■ Stated problem
Check every line of the material below for the string "ZAMAK", and return the ones that have it.

Entries taken from a collection:
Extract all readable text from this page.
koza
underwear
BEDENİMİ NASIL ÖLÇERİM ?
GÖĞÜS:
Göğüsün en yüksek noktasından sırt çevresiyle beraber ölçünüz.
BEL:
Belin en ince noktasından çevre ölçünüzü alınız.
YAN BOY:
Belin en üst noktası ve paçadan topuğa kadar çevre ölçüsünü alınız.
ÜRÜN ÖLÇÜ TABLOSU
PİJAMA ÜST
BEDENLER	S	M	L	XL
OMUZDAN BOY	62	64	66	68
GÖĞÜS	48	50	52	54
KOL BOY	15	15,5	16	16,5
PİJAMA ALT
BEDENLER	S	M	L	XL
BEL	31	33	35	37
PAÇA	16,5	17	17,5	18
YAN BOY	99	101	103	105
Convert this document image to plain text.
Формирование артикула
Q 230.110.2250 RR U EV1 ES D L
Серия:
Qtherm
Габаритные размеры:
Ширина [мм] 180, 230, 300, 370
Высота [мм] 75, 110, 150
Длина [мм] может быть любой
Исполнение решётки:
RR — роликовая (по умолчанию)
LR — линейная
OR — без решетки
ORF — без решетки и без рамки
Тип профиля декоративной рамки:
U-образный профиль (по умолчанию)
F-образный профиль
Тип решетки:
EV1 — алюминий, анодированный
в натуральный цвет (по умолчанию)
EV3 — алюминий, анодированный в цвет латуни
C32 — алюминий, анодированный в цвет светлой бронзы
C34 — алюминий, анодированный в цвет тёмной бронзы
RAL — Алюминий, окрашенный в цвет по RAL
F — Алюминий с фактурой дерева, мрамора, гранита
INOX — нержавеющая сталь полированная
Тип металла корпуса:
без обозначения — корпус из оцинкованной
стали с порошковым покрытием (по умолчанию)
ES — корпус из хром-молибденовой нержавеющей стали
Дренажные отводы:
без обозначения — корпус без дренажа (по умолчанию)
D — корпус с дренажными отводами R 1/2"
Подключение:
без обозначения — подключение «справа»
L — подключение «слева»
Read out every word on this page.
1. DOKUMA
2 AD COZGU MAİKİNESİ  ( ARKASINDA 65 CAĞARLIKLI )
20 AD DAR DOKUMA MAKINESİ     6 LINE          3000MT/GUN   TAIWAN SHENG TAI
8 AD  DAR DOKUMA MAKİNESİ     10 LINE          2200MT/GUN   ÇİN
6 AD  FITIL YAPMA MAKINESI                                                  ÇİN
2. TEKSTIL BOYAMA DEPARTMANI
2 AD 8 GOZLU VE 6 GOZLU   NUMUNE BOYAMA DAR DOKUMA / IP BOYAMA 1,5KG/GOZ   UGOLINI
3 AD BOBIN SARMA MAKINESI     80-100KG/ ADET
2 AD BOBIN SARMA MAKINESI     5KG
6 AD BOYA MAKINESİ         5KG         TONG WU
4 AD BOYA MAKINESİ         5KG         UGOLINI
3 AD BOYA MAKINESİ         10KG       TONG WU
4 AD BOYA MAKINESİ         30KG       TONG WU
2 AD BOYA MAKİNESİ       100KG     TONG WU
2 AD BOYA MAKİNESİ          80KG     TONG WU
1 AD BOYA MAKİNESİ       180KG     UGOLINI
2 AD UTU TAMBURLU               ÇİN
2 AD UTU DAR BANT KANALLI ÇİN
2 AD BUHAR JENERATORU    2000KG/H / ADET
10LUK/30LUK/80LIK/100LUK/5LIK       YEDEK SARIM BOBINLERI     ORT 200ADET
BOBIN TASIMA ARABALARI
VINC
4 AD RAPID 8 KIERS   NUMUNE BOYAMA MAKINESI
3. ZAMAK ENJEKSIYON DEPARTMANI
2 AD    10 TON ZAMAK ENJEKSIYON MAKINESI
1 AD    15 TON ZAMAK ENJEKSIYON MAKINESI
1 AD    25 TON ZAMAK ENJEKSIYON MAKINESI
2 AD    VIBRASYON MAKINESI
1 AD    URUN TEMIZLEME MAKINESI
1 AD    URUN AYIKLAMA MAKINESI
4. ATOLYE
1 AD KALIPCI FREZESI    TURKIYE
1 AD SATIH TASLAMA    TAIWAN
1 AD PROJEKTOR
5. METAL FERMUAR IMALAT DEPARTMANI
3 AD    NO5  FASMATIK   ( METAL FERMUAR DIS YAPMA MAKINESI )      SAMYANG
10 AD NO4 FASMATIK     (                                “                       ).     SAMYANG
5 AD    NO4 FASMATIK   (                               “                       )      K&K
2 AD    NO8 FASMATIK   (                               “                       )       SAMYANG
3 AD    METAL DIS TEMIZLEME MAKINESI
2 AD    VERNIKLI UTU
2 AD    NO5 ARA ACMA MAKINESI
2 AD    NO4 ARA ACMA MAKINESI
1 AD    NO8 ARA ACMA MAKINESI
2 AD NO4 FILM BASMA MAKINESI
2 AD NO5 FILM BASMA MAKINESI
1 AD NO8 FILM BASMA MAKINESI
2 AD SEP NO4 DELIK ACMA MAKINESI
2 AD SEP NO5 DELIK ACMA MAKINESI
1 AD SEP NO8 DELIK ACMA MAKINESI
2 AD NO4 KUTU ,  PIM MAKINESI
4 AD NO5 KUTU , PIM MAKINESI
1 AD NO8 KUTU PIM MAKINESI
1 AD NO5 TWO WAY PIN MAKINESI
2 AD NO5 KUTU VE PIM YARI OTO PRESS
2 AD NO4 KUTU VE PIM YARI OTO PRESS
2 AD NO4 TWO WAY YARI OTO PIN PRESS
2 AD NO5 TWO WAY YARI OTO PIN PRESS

■ Reply to the task
3. ZAMAK ENJEKSIYON DEPARTMANI
2 AD    10 TON ZAMAK ENJEKSIYON MAKINESI
1 AD    15 TON ZAMAK ENJEKSIYON MAKINESI
1 AD    25 TON ZAMAK ENJEKSIYON MAKINESI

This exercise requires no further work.